What to work on: Search the material and gather each line with "image" in it.

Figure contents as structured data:

======

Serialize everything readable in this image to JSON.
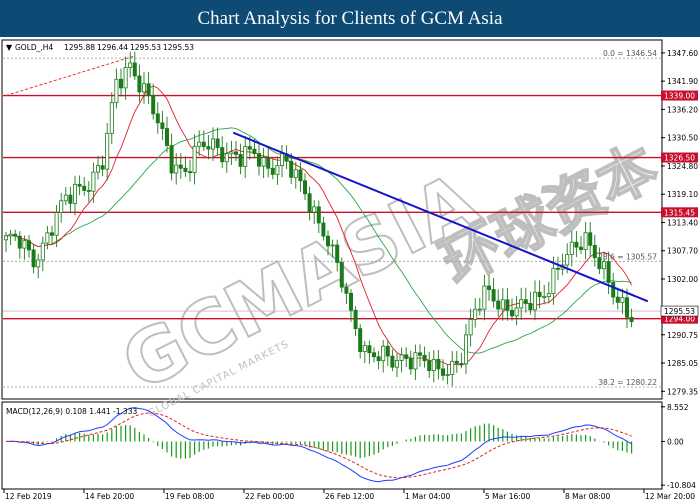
{
  "header": {
    "title": "Chart Analysis for Clients of GCM Asia"
  },
  "watermark": {
    "brand": "GCMASIA",
    "tagline": "GLOBAL CAPITAL MARKETS",
    "chinese": "环球资本"
  },
  "colors": {
    "level_line": "#c8102e",
    "trendline": "#1414c8",
    "ma_fast": "#e0202a",
    "ma_slow": "#2aa84a",
    "macd_line": "#1a3cff",
    "macd_signal": "#e02020",
    "macd_hist": "#1a9a1a",
    "candle": "#1a7a1a"
  },
  "chart_data": {
    "type": "candlestick",
    "symbol_label": "GOLD_,H4",
    "ohlc_header": [
      "1295.88",
      "1296.44",
      "1295.53",
      "1295.53"
    ],
    "y_range": [
      1278,
      1350
    ],
    "y_ticks": [
      {
        "v": 1347.6,
        "t": "1347.60"
      },
      {
        "v": 1341.9,
        "t": "1341.90"
      },
      {
        "v": 1336.2,
        "t": "1336.20"
      },
      {
        "v": 1330.5,
        "t": "1330.50"
      },
      {
        "v": 1324.8,
        "t": "1324.80"
      },
      {
        "v": 1319.1,
        "t": "1319.10"
      },
      {
        "v": 1313.4,
        "t": "1313.40"
      },
      {
        "v": 1307.7,
        "t": "1307.70"
      },
      {
        "v": 1302.0,
        "t": "1302.00"
      },
      {
        "v": 1290.75,
        "t": "1290.75"
      },
      {
        "v": 1285.05,
        "t": "1285.05"
      },
      {
        "v": 1279.35,
        "t": "1279.35"
      }
    ],
    "levels": [
      {
        "v": 1339.0,
        "label": "1339.00"
      },
      {
        "v": 1326.5,
        "label": "1326.50"
      },
      {
        "v": 1315.45,
        "label": "1315.45"
      },
      {
        "v": 1294.0,
        "label": "1294.00"
      }
    ],
    "current_price": {
      "v": 1295.53,
      "label": "1295.53"
    },
    "fib_levels": [
      {
        "v": 1346.54,
        "label": "0.0 = 1346.54"
      },
      {
        "v": 1305.57,
        "label": "23.6 = 1305.57"
      },
      {
        "v": 1280.22,
        "label": "38.2 = 1280.22"
      }
    ],
    "trendline": {
      "start": [
        0.35,
        1331.5
      ],
      "end": [
        0.98,
        1297.5
      ]
    },
    "x_labels": [
      "12 Feb 2019",
      "14 Feb 20:00",
      "19 Feb 08:00",
      "22 Feb 00:00",
      "26 Feb 12:00",
      "1 Mar 04:00",
      "5 Mar 16:00",
      "8 Mar 08:00",
      "12 Mar 20:00"
    ],
    "close_path": [
      [
        0,
        1310
      ],
      [
        3,
        1309
      ],
      [
        6,
        1306
      ],
      [
        9,
        1311
      ],
      [
        12,
        1316
      ],
      [
        15,
        1320
      ],
      [
        18,
        1322
      ],
      [
        21,
        1325
      ],
      [
        24,
        1341
      ],
      [
        27,
        1346
      ],
      [
        30,
        1340
      ],
      [
        33,
        1333
      ],
      [
        36,
        1326
      ],
      [
        39,
        1324
      ],
      [
        42,
        1328
      ],
      [
        45,
        1329
      ],
      [
        48,
        1328
      ],
      [
        51,
        1326
      ],
      [
        54,
        1327
      ],
      [
        57,
        1325
      ],
      [
        60,
        1326
      ],
      [
        63,
        1322
      ],
      [
        66,
        1318
      ],
      [
        69,
        1312
      ],
      [
        72,
        1304
      ],
      [
        75,
        1295
      ],
      [
        78,
        1288
      ],
      [
        81,
        1286
      ],
      [
        84,
        1285
      ],
      [
        87,
        1287
      ],
      [
        90,
        1286
      ],
      [
        93,
        1283
      ],
      [
        96,
        1284
      ],
      [
        99,
        1287
      ],
      [
        102,
        1295
      ],
      [
        105,
        1300
      ],
      [
        108,
        1297
      ],
      [
        111,
        1295
      ],
      [
        114,
        1297
      ],
      [
        117,
        1300
      ],
      [
        120,
        1304
      ],
      [
        123,
        1307
      ],
      [
        126,
        1311
      ],
      [
        129,
        1306
      ],
      [
        132,
        1298
      ],
      [
        135,
        1295
      ],
      [
        136,
        1295.5
      ]
    ],
    "macd": {
      "label": "MACD(12,26,9) 0.108 1.441 -1.333",
      "y_range": [
        -11.5,
        9.5
      ],
      "y_ticks": [
        {
          "v": 8.552,
          "t": "8.552"
        },
        {
          "v": 0.0,
          "t": "0.00"
        },
        {
          "v": -10.804,
          "t": "-10.804"
        }
      ]
    }
  }
}
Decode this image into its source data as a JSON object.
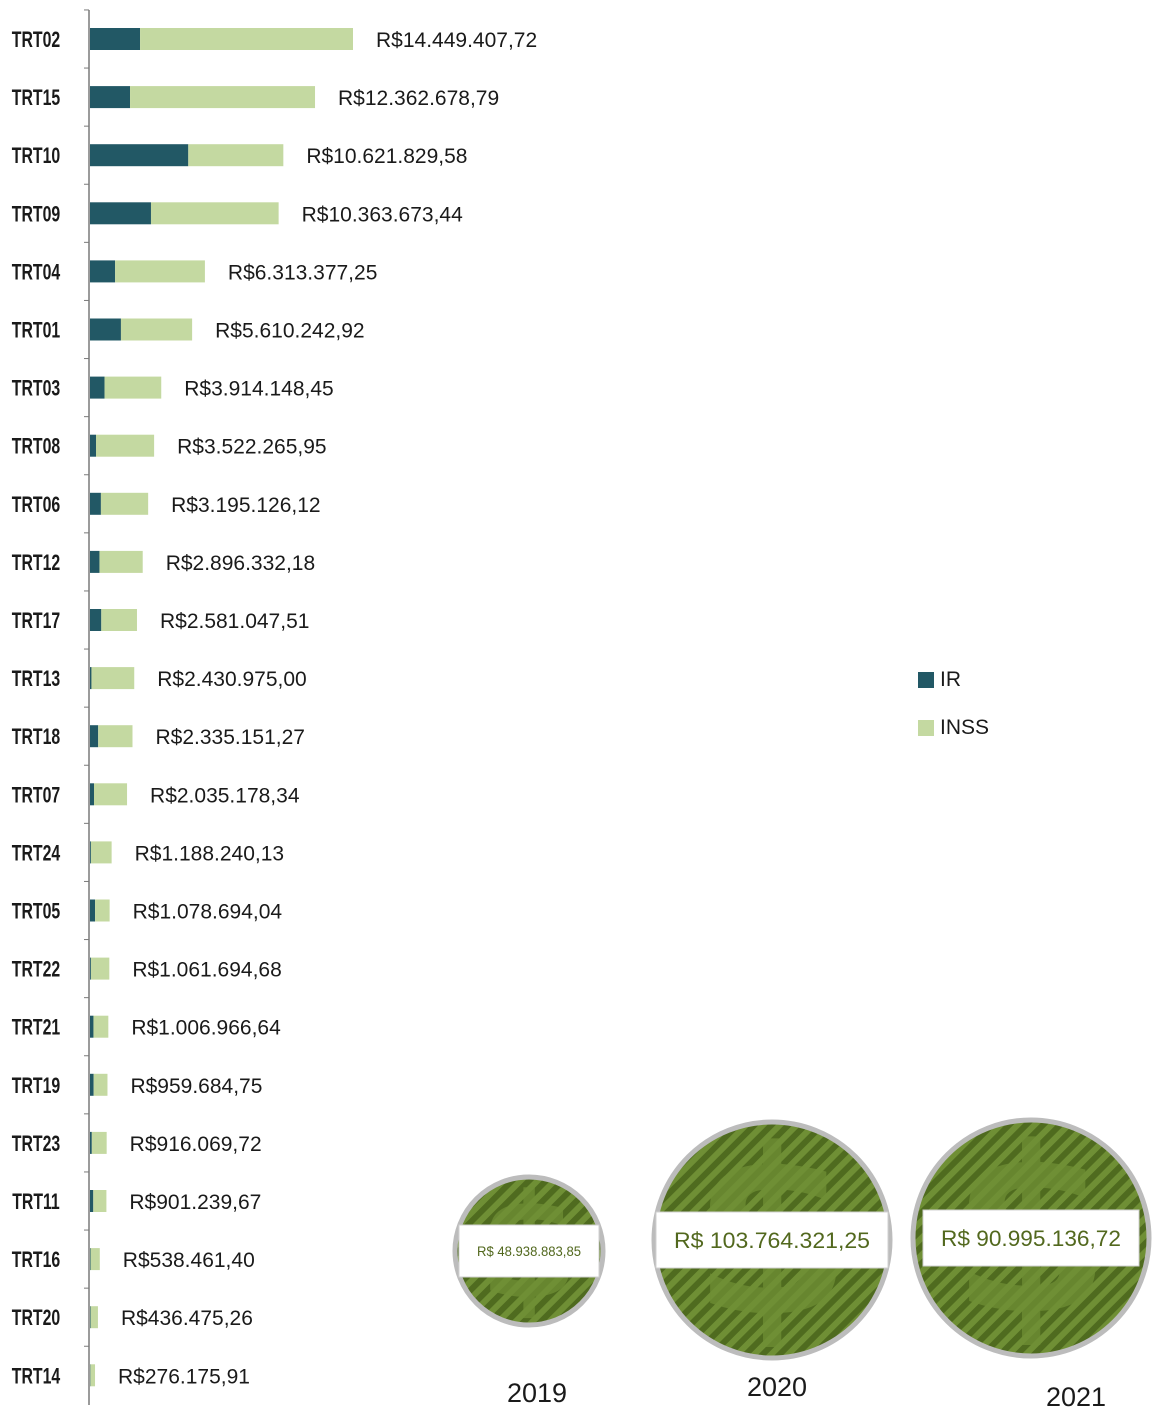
{
  "colors": {
    "ir": "#225865",
    "inss": "#c4d9a1",
    "coin_dark": "#4f6b1f",
    "coin_light": "#6f8f35",
    "coin_rim": "#bcbcbc",
    "coin_text": "#52681e",
    "axis": "#7a7a7a"
  },
  "legend": {
    "items": [
      {
        "label": "IR",
        "color": "#225865"
      },
      {
        "label": "INSS",
        "color": "#c4d9a1"
      }
    ],
    "position": "right"
  },
  "chart_data": {
    "type": "bar",
    "orientation": "horizontal",
    "stacked": true,
    "categories": [
      "TRT02",
      "TRT15",
      "TRT10",
      "TRT09",
      "TRT04",
      "TRT01",
      "TRT03",
      "TRT08",
      "TRT06",
      "TRT12",
      "TRT17",
      "TRT13",
      "TRT18",
      "TRT07",
      "TRT24",
      "TRT05",
      "TRT22",
      "TRT21",
      "TRT19",
      "TRT23",
      "TRT11",
      "TRT16",
      "TRT20",
      "TRT14"
    ],
    "series": [
      {
        "name": "IR",
        "values": [
          2750000,
          2200000,
          5400000,
          3350000,
          1380000,
          1700000,
          800000,
          330000,
          600000,
          520000,
          620000,
          80000,
          450000,
          220000,
          50000,
          280000,
          50000,
          190000,
          200000,
          100000,
          180000,
          30000,
          30000,
          20000
        ]
      },
      {
        "name": "INSS",
        "values": [
          11699407.72,
          10162678.79,
          5221829.58,
          7013673.44,
          4933377.25,
          3910242.92,
          3114148.45,
          3192265.95,
          2595126.12,
          2376332.18,
          1961047.51,
          2350975.0,
          1885151.27,
          1815178.34,
          1138240.13,
          798694.04,
          1011694.68,
          816966.64,
          759684.75,
          816069.72,
          721239.67,
          508461.4,
          406475.26,
          256175.91
        ]
      }
    ],
    "total_labels": [
      "R$14.449.407,72",
      "R$12.362.678,79",
      "R$10.621.829,58",
      "R$10.363.673,44",
      "R$6.313.377,25",
      "R$5.610.242,92",
      "R$3.914.148,45",
      "R$3.522.265,95",
      "R$3.195.126,12",
      "R$2.896.332,18",
      "R$2.581.047,51",
      "R$2.430.975,00",
      "R$2.335.151,27",
      "R$2.035.178,34",
      "R$1.188.240,13",
      "R$1.078.694,04",
      "R$1.061.694,68",
      "R$1.006.966,64",
      "R$959.684,75",
      "R$916.069,72",
      "R$901.239,67",
      "R$538.461,40",
      "R$436.475,26",
      "R$276.175,91"
    ],
    "totals": [
      14449407.72,
      12362678.79,
      10621829.58,
      10363673.44,
      6313377.25,
      5610242.92,
      3914148.45,
      3522265.95,
      3195126.12,
      2896332.18,
      2581047.51,
      2430975.0,
      2335151.27,
      2035178.34,
      1188240.13,
      1078694.04,
      1061694.68,
      1006966.64,
      959684.75,
      916069.72,
      901239.67,
      538461.4,
      436475.26,
      276175.91
    ],
    "xlim": [
      0,
      14449407.72
    ],
    "grid": false
  },
  "yearly_totals": [
    {
      "year": "2019",
      "label": "R$ 48.938.883,85",
      "value": 48938883.85
    },
    {
      "year": "2020",
      "label": "R$ 103.764.321,25",
      "value": 103764321.25
    },
    {
      "year": "2021",
      "label": "R$ 90.995.136,72",
      "value": 90995136.72
    }
  ],
  "coin_icon": "dollar-sign-icon"
}
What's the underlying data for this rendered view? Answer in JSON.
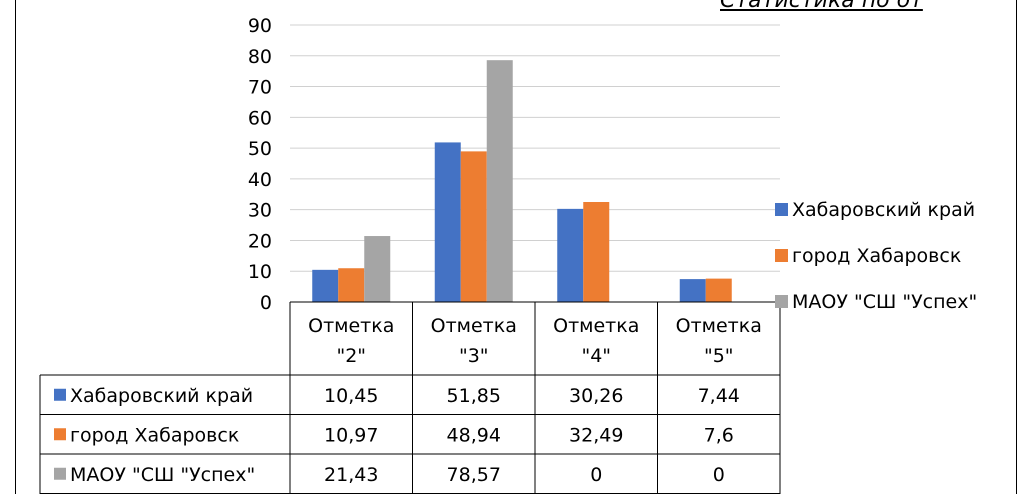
{
  "header_fragment": "Статистика по от",
  "chart_data": {
    "type": "bar",
    "categories": [
      "Отметка \"2\"",
      "Отметка \"3\"",
      "Отметка \"4\"",
      "Отметка \"5\""
    ],
    "category_lines": [
      [
        "Отметка",
        "\"2\""
      ],
      [
        "Отметка",
        "\"3\""
      ],
      [
        "Отметка",
        "\"4\""
      ],
      [
        "Отметка",
        "\"5\""
      ]
    ],
    "series": [
      {
        "name": "Хабаровский край",
        "values": [
          10.45,
          51.85,
          30.26,
          7.44
        ],
        "labels": [
          "10,45",
          "51,85",
          "30,26",
          "7,44"
        ],
        "color": "#4472C4"
      },
      {
        "name": "город Хабаровск",
        "values": [
          10.97,
          48.94,
          32.49,
          7.6
        ],
        "labels": [
          "10,97",
          "48,94",
          "32,49",
          "7,6"
        ],
        "color": "#ED7D31"
      },
      {
        "name": "МАОУ \"СШ \"Успех\"",
        "values": [
          21.43,
          78.57,
          0,
          0
        ],
        "labels": [
          "21,43",
          "78,57",
          "0",
          "0"
        ],
        "color": "#A5A5A5"
      }
    ],
    "yticks": [
      "0",
      "10",
      "20",
      "30",
      "40",
      "50",
      "60",
      "70",
      "80",
      "90"
    ],
    "ylim": [
      0,
      90
    ],
    "grid": true,
    "legend": "right",
    "data_table": true
  }
}
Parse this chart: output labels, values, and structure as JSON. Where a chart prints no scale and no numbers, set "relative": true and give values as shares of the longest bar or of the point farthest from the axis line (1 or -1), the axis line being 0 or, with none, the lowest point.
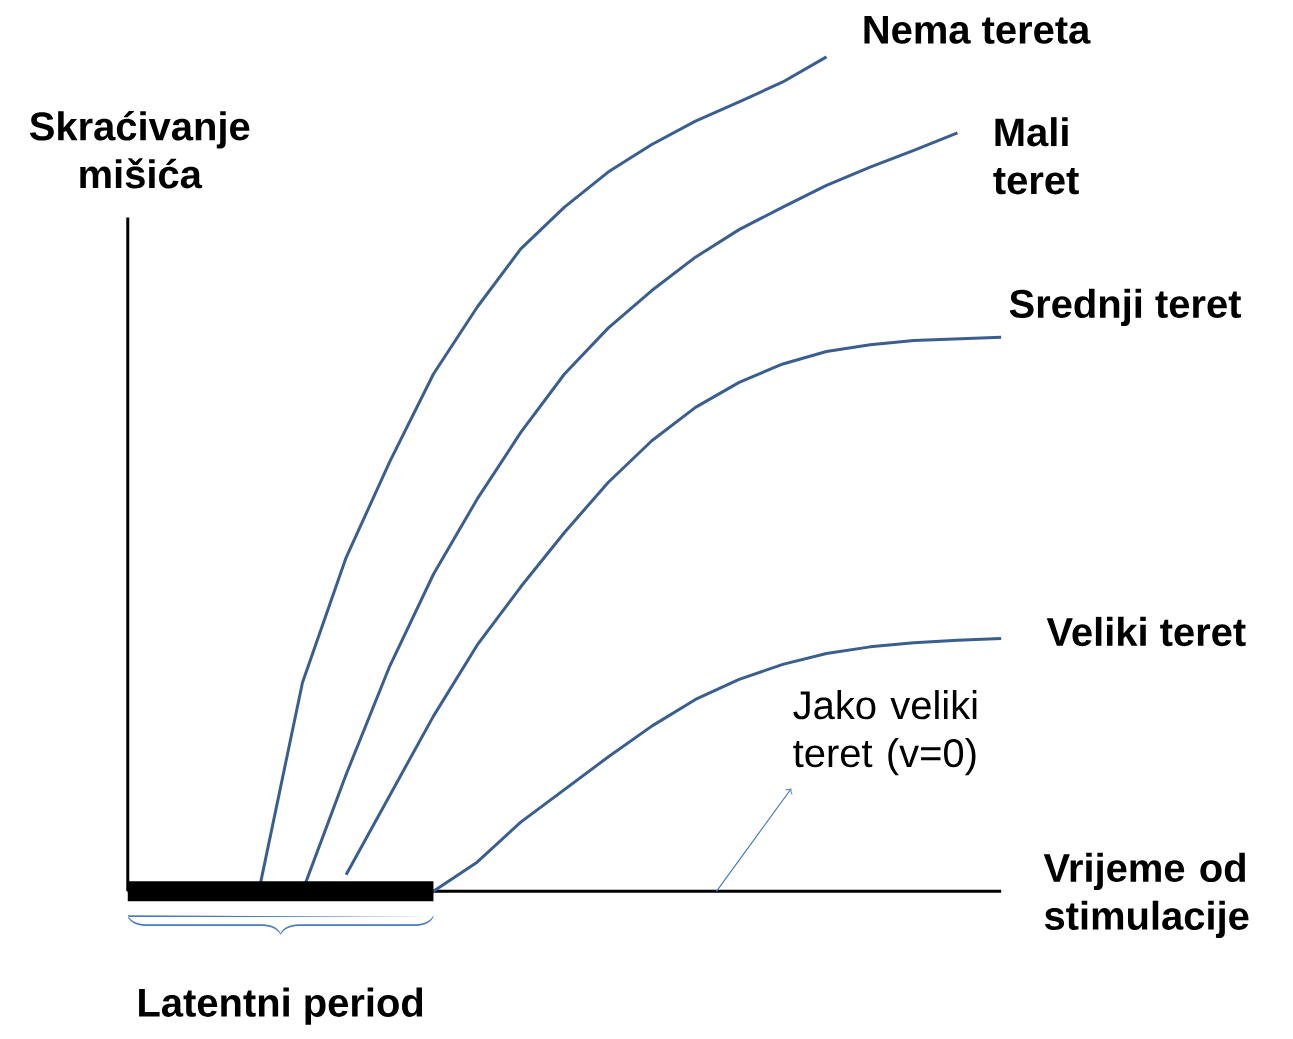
{
  "chart_data": {
    "type": "line",
    "relative": true,
    "xlabel": "Vrijeme od stimulacije",
    "ylabel": "Skraćivanje mišića",
    "categories": [
      null,
      null,
      null,
      null,
      null,
      null,
      null,
      null,
      null,
      null,
      null,
      null,
      null,
      null,
      null,
      null,
      null,
      null,
      null,
      null,
      null
    ],
    "series": [
      {
        "name": "Nema tereta",
        "color": "#3a5f8f",
        "values": [
          null,
          null,
          null,
          0,
          0.25,
          0.4,
          0.515,
          0.62,
          0.7,
          0.77,
          0.82,
          0.862,
          0.895,
          0.923,
          0.946,
          0.97,
          1.0,
          null,
          null,
          null,
          null
        ]
      },
      {
        "name": "Mali teret",
        "color": "#3a5f8f",
        "values": [
          null,
          null,
          null,
          null,
          0,
          0.14,
          0.27,
          0.38,
          0.47,
          0.55,
          0.62,
          0.675,
          0.72,
          0.76,
          0.793,
          0.82,
          0.846,
          0.868,
          0.888,
          0.909,
          null
        ]
      },
      {
        "name": "Srednji teret",
        "color": "#3a5f8f",
        "values": [
          null,
          null,
          null,
          null,
          null,
          0.02,
          0.115,
          0.21,
          0.295,
          0.365,
          0.43,
          0.49,
          0.54,
          0.58,
          0.61,
          0.632,
          0.647,
          0.655,
          0.66,
          0.662,
          0.664
        ]
      },
      {
        "name": "Veliki teret",
        "color": "#3a5f8f",
        "values": [
          null,
          null,
          null,
          null,
          null,
          null,
          null,
          0,
          0.035,
          0.083,
          0.122,
          0.161,
          0.198,
          0.23,
          0.254,
          0.272,
          0.285,
          0.293,
          0.298,
          0.301,
          0.303
        ]
      },
      {
        "color": "#000000",
        "values": [
          0,
          0,
          0,
          0,
          0,
          0,
          0,
          0,
          null,
          null,
          null,
          null,
          null,
          null,
          null,
          null,
          null,
          null,
          null,
          null,
          null
        ]
      }
    ],
    "annotations": [
      "Latentni period",
      "Jako veliki teret (v=0)"
    ]
  }
}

======

Exercise result:
Serialize everything readable in this image to JSON.
Decode this image into its source data as a JSON object.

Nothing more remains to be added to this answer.